### Records from a data source
##############################

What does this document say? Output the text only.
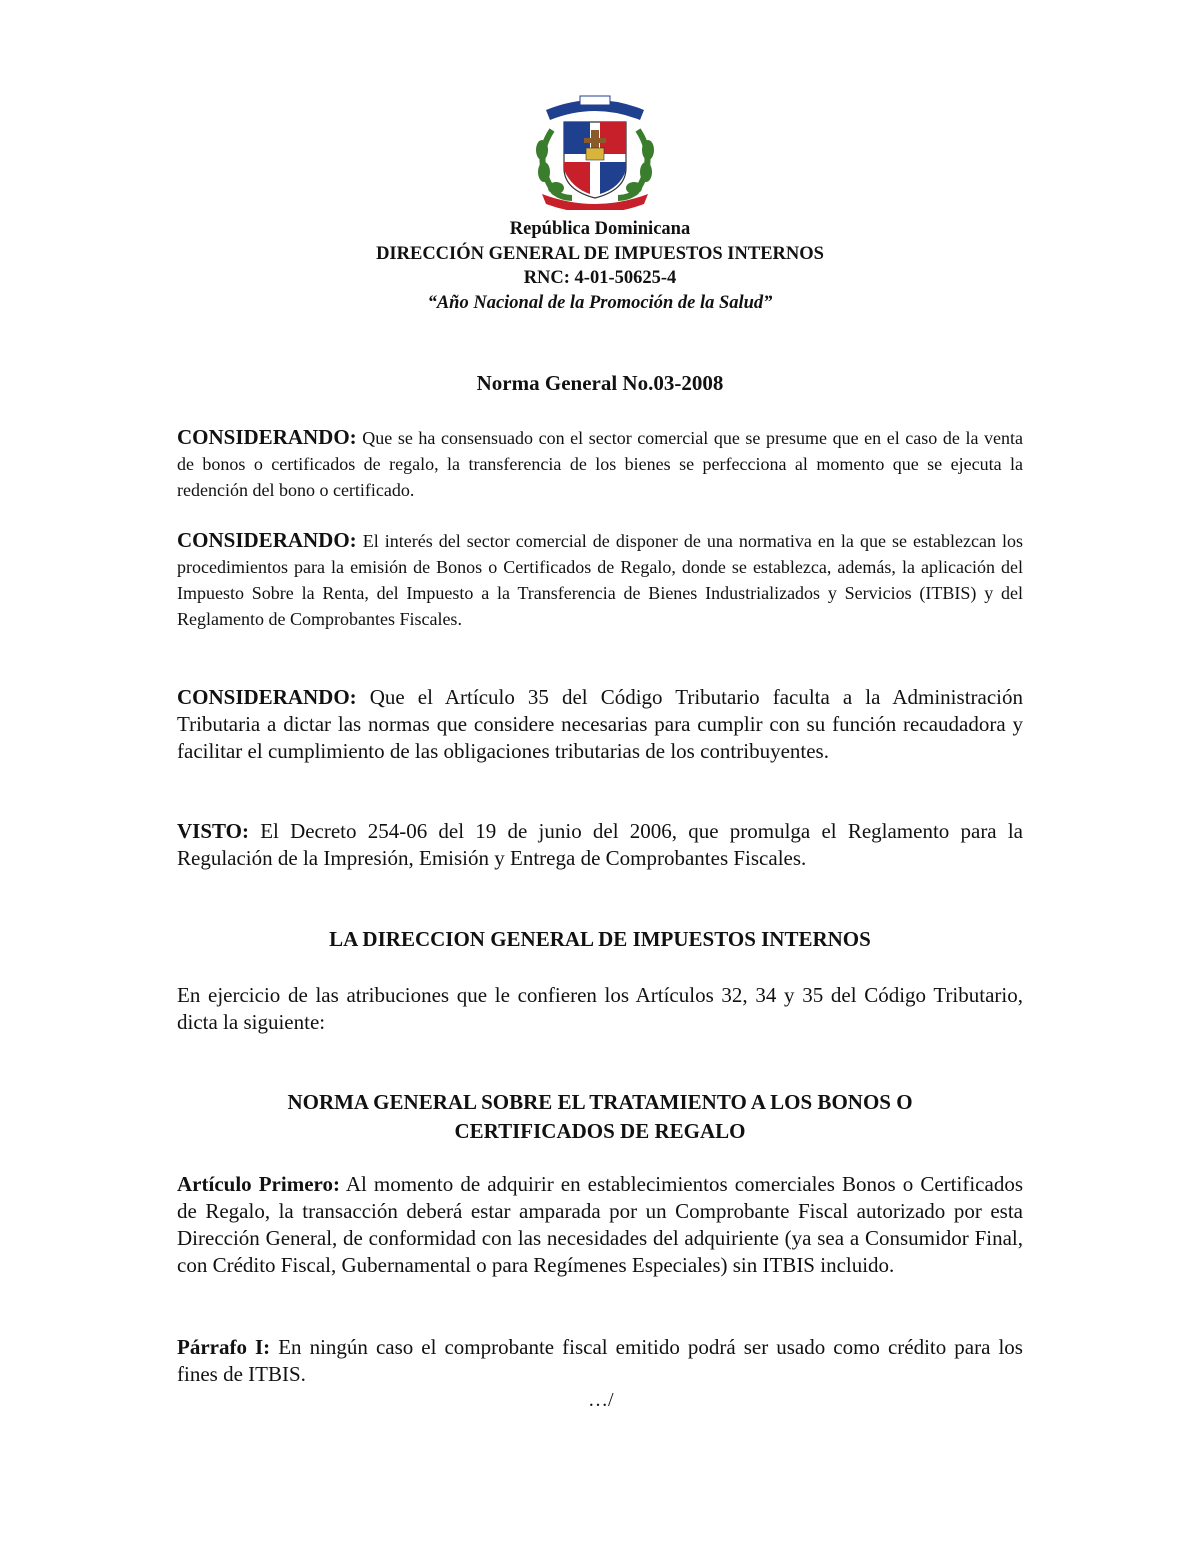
República Dominicana
DIRECCIÓN GENERAL DE IMPUESTOS INTERNOS
RNC: 4-01-50625-4
“Año Nacional de la Promoción de la Salud”
Norma General No.03-2008
CONSIDERANDO: Que se ha consensuado con el sector comercial que se presume que en el caso de la venta de bonos o certificados de regalo, la transferencia de los bienes se perfecciona al momento que se ejecuta la redención del bono o certificado.
CONSIDERANDO: El interés del sector comercial de disponer de una normativa en la que se establezcan los procedimientos para la emisión de Bonos o Certificados de Regalo, donde se establezca, además, la aplicación del Impuesto Sobre la Renta, del Impuesto a la Transferencia de Bienes Industrializados y Servicios (ITBIS) y del Reglamento de Comprobantes Fiscales.
CONSIDERANDO: Que el Artículo 35 del Código Tributario faculta a la Administración Tributaria a dictar las normas que considere necesarias para cumplir con su función recaudadora y facilitar el cumplimiento de las obligaciones tributarias de los contribuyentes.
VISTO: El Decreto 254-06 del 19 de junio del 2006, que promulga el Reglamento para la Regulación de la Impresión, Emisión y Entrega de Comprobantes Fiscales.
LA DIRECCION GENERAL DE IMPUESTOS INTERNOS
En ejercicio de las atribuciones que le confieren los Artículos 32, 34 y 35 del Código Tributario, dicta la siguiente:
NORMA GENERAL SOBRE EL TRATAMIENTO A LOS BONOS O
CERTIFICADOS DE REGALO
Artículo Primero: Al momento de adquirir en establecimientos comerciales Bonos o Certificados de Regalo, la transacción deberá estar amparada por un Comprobante Fiscal autorizado por esta Dirección General, de conformidad con las necesidades del adquiriente (ya sea a Consumidor Final, con Crédito Fiscal, Gubernamental o para Regímenes Especiales) sin ITBIS incluido.
Párrafo I: En ningún caso el comprobante fiscal emitido podrá ser usado como crédito para los fines de ITBIS.
…/
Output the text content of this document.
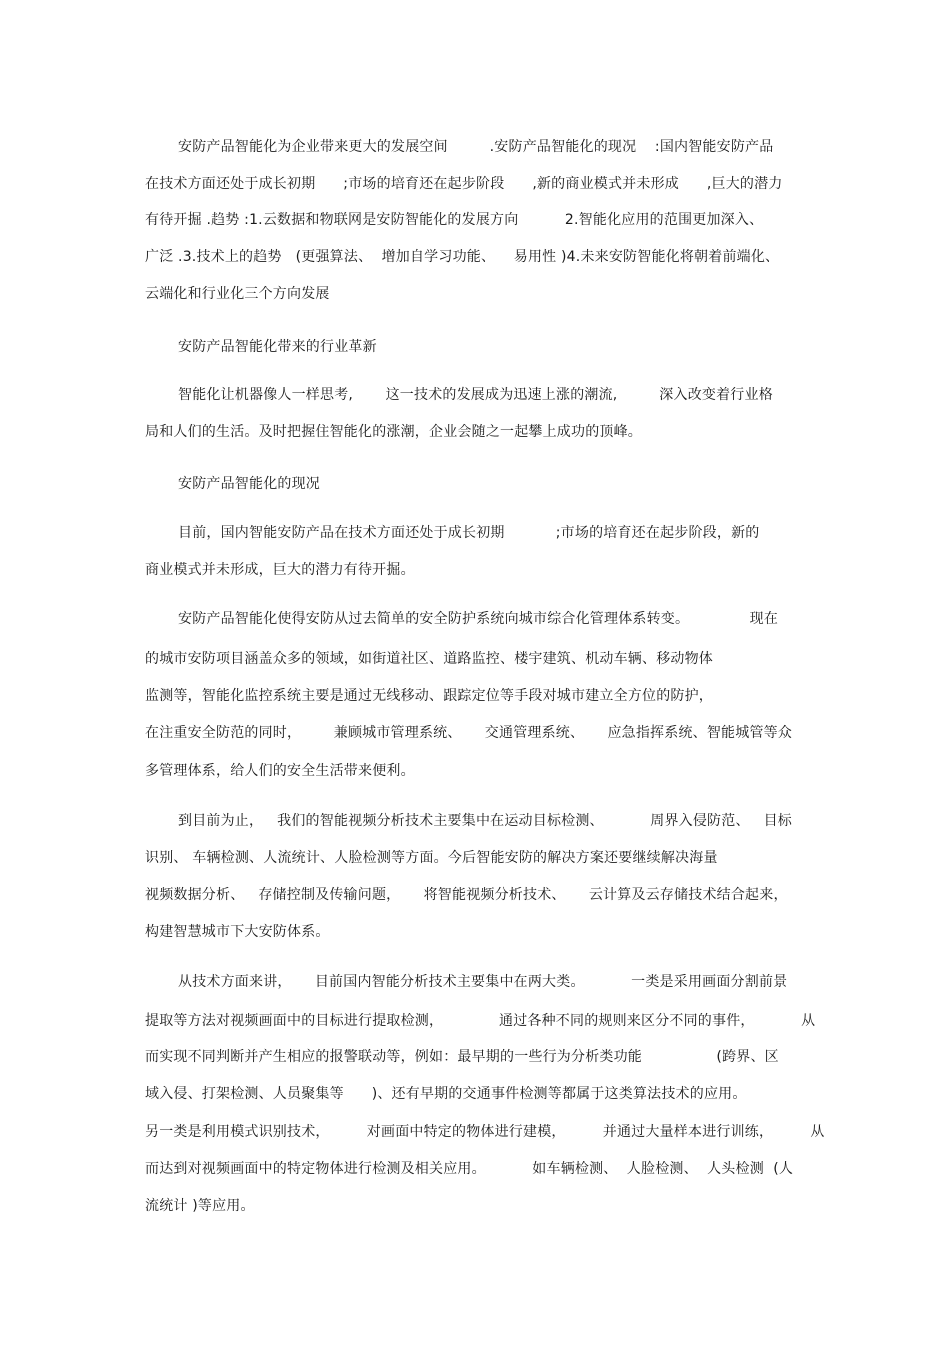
安防产品智能化为企业带来更大的发展空间         .安防产品智能化的现况    :国内智能安防产品
在技术方面还处于成长初期      ;市场的培育还在起步阶段      ,新的商业模式并未形成      ,巨大的潜力
有待开掘 .趋势 :1.云数据和物联网是安防智能化的发展方向          2.智能化应用的范围更加深入、
广泛 .3.技术上的趋势   (更强算法、  增加自学习功能、    易用性 )4.未来安防智能化将朝着前端化、
云端化和行业化三个方向发展
安防产品智能化带来的行业革新
智能化让机器像人一样思考,       这一技术的发展成为迅速上涨的潮流,         深入改变着行业格
局和人们的生活。及时把握住智能化的涨潮，企业会随之一起攀上成功的顶峰。
安防产品智能化的现况
目前，国内智能安防产品在技术方面还处于成长初期           ;市场的培育还在起步阶段，新的
商业模式并未形成，巨大的潜力有待开掘。
安防产品智能化使得安防从过去简单的安全防护系统向城市综合化管理体系转变。             现在
的城市安防项目涵盖众多的领域，如街道社区、道路监控、楼宇建筑、机动车辆、移动物体
监测等，智能化监控系统主要是通过无线移动、跟踪定位等手段对城市建立全方位的防护，
在注重安全防范的同时，       兼顾城市管理系统、     交通管理系统、     应急指挥系统、智能城管等众
多管理体系，给人们的安全生活带来便利。
到目前为止，   我们的智能视频分析技术主要集中在运动目标检测、          周界入侵防范、   目标
识别、 车辆检测、人流统计、人脸检测等方面。今后智能安防的解决方案还要继续解决海量
视频数据分析、   存储控制及传输问题，     将智能视频分析技术、     云计算及云存储技术结合起来，
构建智慧城市下大安防体系。
从技术方面来讲，     目前国内智能分析技术主要集中在两大类。          一类是采用画面分割前景
提取等方法对视频画面中的目标进行提取检测，            通过各种不同的规则来区分不同的事件，          从
而实现不同判断并产生相应的报警联动等，例如：最早期的一些行为分析类功能                (跨界、区
域入侵、打架检测、人员聚集等      )、还有早期的交通事件检测等都属于这类算法技术的应用。
另一类是利用模式识别技术，        对画面中特定的物体进行建模，        并通过大量样本进行训练，        从
而达到对视频画面中的特定物体进行检测及相关应用。          如车辆检测、  人脸检测、  人头检测  (人
流统计 )等应用。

##############################

### THE PROBLEM
Without the pictures, print the records in full, exactly as they appear.

### WRITTEN RESPONSE
What does this document say? Output the text only.
República Dominicana
DIRECCIÓN GENERAL DE IMPUESTOS INTERNOS
RNC: 4-01-50625-4
“Año Nacional de la Promoción de la Salud”
Norma General No.03-2008
CONSIDERANDO: Que se ha consensuado con el sector comercial que se presume que en el caso de la venta de bonos o certificados de regalo, la transferencia de los bienes se perfecciona al momento que se ejecuta la redención del bono o certificado.
CONSIDERANDO: El interés del sector comercial de disponer de una normativa en la que se establezcan los procedimientos para la emisión de Bonos o Certificados de Regalo, donde se establezca, además, la aplicación del Impuesto Sobre la Renta, del Impuesto a la Transferencia de Bienes Industrializados y Servicios (ITBIS) y del Reglamento de Comprobantes Fiscales.
CONSIDERANDO: Que el Artículo 35 del Código Tributario faculta a la Administración Tributaria a dictar las normas que considere necesarias para cumplir con su función recaudadora y facilitar el cumplimiento de las obligaciones tributarias de los contribuyentes.
VISTO: El Decreto 254-06 del 19 de junio del 2006, que promulga el Reglamento para la Regulación de la Impresión, Emisión y Entrega de Comprobantes Fiscales.
LA DIRECCION GENERAL DE IMPUESTOS INTERNOS
En ejercicio de las atribuciones que le confieren los Artículos 32, 34 y 35 del Código Tributario, dicta la siguiente:
NORMA GENERAL SOBRE EL TRATAMIENTO A LOS BONOS O
CERTIFICADOS DE REGALO
Artículo Primero: Al momento de adquirir en establecimientos comerciales Bonos o Certificados de Regalo, la transacción deberá estar amparada por un Comprobante Fiscal autorizado por esta Dirección General, de conformidad con las necesidades del adquiriente (ya sea a Consumidor Final, con Crédito Fiscal, Gubernamental o para Regímenes Especiales) sin ITBIS incluido.
Párrafo I: En ningún caso el comprobante fiscal emitido podrá ser usado como crédito para los fines de ITBIS.
…/
Output the text content of this document.
安防产品智能化为企业带来更大的发展空间         .安防产品智能化的现况    :国内智能安防产品
在技术方面还处于成长初期      ;市场的培育还在起步阶段      ,新的商业模式并未形成      ,巨大的潜力
有待开掘 .趋势 :1.云数据和物联网是安防智能化的发展方向          2.智能化应用的范围更加深入、
广泛 .3.技术上的趋势   (更强算法、  增加自学习功能、    易用性 )4.未来安防智能化将朝着前端化、
云端化和行业化三个方向发展
安防产品智能化带来的行业革新
智能化让机器像人一样思考,       这一技术的发展成为迅速上涨的潮流,         深入改变着行业格
局和人们的生活。及时把握住智能化的涨潮，企业会随之一起攀上成功的顶峰。
安防产品智能化的现况
目前，国内智能安防产品在技术方面还处于成长初期           ;市场的培育还在起步阶段，新的
商业模式并未形成，巨大的潜力有待开掘。
安防产品智能化使得安防从过去简单的安全防护系统向城市综合化管理体系转变。             现在
的城市安防项目涵盖众多的领域，如街道社区、道路监控、楼宇建筑、机动车辆、移动物体
监测等，智能化监控系统主要是通过无线移动、跟踪定位等手段对城市建立全方位的防护，
在注重安全防范的同时，       兼顾城市管理系统、     交通管理系统、     应急指挥系统、智能城管等众
多管理体系，给人们的安全生活带来便利。
到目前为止，   我们的智能视频分析技术主要集中在运动目标检测、          周界入侵防范、   目标
识别、 车辆检测、人流统计、人脸检测等方面。今后智能安防的解决方案还要继续解决海量
视频数据分析、   存储控制及传输问题，     将智能视频分析技术、     云计算及云存储技术结合起来，
构建智慧城市下大安防体系。
从技术方面来讲，     目前国内智能分析技术主要集中在两大类。          一类是采用画面分割前景
提取等方法对视频画面中的目标进行提取检测，            通过各种不同的规则来区分不同的事件，          从
而实现不同判断并产生相应的报警联动等，例如：最早期的一些行为分析类功能                (跨界、区
域入侵、打架检测、人员聚集等      )、还有早期的交通事件检测等都属于这类算法技术的应用。
另一类是利用模式识别技术，        对画面中特定的物体进行建模，        并通过大量样本进行训练，        从
而达到对视频画面中的特定物体进行检测及相关应用。          如车辆检测、  人脸检测、  人头检测  (人
流统计 )等应用。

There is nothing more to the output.